■ Records provided
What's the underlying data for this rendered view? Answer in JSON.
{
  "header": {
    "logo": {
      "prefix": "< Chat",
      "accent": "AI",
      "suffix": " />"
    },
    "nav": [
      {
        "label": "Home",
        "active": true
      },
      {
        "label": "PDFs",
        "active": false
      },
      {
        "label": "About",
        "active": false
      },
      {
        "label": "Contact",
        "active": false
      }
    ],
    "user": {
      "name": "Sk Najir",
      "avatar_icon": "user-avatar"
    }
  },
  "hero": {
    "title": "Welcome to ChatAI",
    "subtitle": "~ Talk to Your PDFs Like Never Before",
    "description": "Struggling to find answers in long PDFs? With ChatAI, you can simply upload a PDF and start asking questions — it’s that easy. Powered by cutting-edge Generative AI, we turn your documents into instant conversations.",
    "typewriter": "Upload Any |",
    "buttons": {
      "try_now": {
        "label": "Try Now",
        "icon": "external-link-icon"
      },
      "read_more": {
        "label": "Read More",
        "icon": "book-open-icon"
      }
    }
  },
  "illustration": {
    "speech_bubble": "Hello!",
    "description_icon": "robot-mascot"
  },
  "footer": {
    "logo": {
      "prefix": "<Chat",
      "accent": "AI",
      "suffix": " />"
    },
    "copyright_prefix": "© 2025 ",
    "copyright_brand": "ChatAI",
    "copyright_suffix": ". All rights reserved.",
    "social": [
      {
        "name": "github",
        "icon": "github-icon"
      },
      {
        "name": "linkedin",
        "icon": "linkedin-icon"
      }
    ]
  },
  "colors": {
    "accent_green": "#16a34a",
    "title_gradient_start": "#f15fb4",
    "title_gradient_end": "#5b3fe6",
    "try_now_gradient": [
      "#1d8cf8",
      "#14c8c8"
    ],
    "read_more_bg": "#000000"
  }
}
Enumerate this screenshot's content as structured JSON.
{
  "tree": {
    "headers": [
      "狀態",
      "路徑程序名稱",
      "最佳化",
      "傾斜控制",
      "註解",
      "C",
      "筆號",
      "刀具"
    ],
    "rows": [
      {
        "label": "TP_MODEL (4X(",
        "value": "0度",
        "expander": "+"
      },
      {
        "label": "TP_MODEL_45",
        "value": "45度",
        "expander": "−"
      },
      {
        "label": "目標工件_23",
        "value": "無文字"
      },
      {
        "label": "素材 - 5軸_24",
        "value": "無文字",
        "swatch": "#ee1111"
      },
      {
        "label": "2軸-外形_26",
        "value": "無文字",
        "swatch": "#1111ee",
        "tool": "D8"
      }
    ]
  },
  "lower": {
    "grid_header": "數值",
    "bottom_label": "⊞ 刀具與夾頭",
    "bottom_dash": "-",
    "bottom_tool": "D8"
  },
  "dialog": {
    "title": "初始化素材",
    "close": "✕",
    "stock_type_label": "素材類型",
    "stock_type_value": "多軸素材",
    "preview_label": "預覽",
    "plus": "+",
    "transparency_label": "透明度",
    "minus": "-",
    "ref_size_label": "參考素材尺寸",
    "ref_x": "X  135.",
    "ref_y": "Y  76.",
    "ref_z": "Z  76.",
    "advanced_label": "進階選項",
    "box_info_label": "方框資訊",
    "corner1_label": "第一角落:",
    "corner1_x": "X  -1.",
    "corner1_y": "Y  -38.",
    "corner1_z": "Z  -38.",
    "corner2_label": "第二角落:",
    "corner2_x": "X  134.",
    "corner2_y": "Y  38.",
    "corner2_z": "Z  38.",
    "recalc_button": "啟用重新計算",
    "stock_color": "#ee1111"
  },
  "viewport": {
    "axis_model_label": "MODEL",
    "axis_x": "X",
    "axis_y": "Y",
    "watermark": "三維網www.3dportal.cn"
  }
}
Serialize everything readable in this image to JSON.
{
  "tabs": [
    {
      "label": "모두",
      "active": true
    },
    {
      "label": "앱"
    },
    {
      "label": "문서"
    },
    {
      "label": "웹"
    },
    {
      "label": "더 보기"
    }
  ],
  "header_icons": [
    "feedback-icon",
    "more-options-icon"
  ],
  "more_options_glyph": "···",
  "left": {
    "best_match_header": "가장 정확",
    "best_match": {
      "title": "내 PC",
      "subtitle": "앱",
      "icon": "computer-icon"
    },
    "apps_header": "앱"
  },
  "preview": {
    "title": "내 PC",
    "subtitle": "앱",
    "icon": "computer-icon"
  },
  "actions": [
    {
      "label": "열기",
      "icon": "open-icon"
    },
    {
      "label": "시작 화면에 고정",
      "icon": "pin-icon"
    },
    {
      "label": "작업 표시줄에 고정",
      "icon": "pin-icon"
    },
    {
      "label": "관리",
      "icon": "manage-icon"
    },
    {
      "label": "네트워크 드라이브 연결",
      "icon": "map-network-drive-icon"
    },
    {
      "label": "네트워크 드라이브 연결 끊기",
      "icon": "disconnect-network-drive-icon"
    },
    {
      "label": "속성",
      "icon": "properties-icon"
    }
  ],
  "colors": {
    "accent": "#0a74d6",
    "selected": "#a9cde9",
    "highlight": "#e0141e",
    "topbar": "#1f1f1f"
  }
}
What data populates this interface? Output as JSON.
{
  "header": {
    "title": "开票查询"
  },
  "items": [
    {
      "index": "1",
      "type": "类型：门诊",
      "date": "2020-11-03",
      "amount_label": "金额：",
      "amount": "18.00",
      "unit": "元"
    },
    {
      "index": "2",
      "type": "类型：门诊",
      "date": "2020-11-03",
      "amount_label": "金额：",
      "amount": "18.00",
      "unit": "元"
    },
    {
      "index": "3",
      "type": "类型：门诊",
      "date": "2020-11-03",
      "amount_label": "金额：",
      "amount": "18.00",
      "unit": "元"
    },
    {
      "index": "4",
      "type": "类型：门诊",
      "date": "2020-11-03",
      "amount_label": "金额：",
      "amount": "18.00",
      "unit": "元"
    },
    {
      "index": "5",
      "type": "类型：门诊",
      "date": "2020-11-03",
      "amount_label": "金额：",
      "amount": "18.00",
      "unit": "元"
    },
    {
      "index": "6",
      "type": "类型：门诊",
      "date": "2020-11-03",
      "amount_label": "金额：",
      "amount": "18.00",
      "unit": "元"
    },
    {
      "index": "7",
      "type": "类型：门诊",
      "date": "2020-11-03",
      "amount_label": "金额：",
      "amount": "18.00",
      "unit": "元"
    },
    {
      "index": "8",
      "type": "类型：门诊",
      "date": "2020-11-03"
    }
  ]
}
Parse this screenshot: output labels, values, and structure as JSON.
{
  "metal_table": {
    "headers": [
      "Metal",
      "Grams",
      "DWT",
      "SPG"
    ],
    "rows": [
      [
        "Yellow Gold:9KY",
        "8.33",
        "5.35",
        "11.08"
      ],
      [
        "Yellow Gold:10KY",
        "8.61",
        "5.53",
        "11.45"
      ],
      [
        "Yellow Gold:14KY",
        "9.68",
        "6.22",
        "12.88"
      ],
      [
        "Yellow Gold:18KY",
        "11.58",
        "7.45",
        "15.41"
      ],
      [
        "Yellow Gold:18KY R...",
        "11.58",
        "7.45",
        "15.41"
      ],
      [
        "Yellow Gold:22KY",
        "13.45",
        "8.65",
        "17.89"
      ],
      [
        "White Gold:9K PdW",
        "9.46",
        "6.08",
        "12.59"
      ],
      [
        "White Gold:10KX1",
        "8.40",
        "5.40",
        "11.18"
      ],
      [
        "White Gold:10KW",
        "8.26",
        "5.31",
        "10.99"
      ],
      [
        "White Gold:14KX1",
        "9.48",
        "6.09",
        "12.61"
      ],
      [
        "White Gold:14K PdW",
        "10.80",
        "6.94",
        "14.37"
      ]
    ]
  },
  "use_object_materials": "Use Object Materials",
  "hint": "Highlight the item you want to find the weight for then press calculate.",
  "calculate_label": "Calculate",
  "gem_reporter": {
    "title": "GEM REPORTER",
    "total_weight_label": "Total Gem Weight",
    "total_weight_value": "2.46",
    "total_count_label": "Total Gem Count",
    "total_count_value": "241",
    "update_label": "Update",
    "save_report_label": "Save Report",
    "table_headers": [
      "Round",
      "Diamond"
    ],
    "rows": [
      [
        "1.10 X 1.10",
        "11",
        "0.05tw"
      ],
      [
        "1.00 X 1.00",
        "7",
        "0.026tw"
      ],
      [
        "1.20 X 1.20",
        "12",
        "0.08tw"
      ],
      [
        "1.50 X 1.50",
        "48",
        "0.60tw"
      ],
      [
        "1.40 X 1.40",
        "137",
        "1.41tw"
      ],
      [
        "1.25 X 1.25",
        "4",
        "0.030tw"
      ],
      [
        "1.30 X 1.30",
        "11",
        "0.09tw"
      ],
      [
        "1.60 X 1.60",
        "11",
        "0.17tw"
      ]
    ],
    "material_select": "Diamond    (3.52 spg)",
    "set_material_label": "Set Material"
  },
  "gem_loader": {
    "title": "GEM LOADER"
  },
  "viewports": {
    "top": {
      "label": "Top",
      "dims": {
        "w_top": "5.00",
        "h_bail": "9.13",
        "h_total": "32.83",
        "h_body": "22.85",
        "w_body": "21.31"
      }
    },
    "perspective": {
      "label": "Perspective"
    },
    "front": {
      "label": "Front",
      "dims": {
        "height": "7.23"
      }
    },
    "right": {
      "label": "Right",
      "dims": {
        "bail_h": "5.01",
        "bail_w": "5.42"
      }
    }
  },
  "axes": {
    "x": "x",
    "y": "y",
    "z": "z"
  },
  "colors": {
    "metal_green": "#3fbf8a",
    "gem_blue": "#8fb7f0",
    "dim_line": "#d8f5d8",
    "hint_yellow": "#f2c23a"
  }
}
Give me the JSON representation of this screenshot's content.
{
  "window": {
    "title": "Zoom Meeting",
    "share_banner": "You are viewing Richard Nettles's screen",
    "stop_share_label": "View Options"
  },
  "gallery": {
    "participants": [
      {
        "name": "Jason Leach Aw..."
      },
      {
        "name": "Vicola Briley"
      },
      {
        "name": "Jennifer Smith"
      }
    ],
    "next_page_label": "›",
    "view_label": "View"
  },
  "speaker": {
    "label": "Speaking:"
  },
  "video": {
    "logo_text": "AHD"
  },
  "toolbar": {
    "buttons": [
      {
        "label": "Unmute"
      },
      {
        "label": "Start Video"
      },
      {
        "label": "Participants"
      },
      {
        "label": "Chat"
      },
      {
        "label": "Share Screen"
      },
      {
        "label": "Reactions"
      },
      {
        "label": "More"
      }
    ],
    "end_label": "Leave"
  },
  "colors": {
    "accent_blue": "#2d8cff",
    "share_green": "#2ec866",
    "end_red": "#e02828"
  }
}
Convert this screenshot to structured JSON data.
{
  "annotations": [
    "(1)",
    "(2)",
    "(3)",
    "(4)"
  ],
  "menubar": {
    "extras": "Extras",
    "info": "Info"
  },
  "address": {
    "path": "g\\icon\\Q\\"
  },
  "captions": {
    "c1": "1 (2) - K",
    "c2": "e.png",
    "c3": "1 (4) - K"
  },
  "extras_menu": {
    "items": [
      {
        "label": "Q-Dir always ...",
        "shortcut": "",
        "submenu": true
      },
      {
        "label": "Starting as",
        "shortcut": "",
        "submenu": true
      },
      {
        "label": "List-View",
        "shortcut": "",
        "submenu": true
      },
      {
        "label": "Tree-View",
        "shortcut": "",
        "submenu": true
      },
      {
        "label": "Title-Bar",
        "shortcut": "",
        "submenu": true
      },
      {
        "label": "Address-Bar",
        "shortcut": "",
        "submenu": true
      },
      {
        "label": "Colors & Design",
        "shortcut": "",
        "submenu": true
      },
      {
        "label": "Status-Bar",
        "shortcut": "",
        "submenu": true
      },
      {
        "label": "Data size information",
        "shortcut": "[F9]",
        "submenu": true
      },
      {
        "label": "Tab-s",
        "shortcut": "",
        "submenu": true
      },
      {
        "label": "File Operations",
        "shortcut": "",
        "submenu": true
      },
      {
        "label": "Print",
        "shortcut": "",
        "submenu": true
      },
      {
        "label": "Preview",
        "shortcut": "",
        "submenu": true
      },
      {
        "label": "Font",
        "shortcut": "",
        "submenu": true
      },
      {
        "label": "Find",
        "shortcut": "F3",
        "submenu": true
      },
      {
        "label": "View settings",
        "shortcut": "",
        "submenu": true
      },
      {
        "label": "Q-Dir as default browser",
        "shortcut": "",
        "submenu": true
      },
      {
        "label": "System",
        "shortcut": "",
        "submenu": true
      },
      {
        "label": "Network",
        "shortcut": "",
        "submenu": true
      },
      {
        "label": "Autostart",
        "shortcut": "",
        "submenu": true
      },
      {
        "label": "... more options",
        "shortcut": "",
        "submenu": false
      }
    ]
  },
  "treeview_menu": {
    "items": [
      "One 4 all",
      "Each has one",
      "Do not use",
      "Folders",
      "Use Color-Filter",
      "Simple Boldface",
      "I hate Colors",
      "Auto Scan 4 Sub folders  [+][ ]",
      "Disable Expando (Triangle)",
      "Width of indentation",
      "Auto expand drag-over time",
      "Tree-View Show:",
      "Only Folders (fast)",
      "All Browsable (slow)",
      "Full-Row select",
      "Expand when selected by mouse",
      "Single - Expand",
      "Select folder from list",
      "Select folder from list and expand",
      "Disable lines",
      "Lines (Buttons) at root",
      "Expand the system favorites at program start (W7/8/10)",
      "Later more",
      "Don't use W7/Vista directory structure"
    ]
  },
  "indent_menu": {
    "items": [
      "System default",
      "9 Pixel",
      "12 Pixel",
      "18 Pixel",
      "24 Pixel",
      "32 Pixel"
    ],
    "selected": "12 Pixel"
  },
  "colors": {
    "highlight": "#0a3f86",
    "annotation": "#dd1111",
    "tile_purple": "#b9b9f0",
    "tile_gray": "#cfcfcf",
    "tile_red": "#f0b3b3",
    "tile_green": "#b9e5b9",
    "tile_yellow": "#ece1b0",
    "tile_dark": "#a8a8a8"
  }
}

■ Exercise task
Give only the number of lines in the material above that include the word "from".

■ Exercise result
2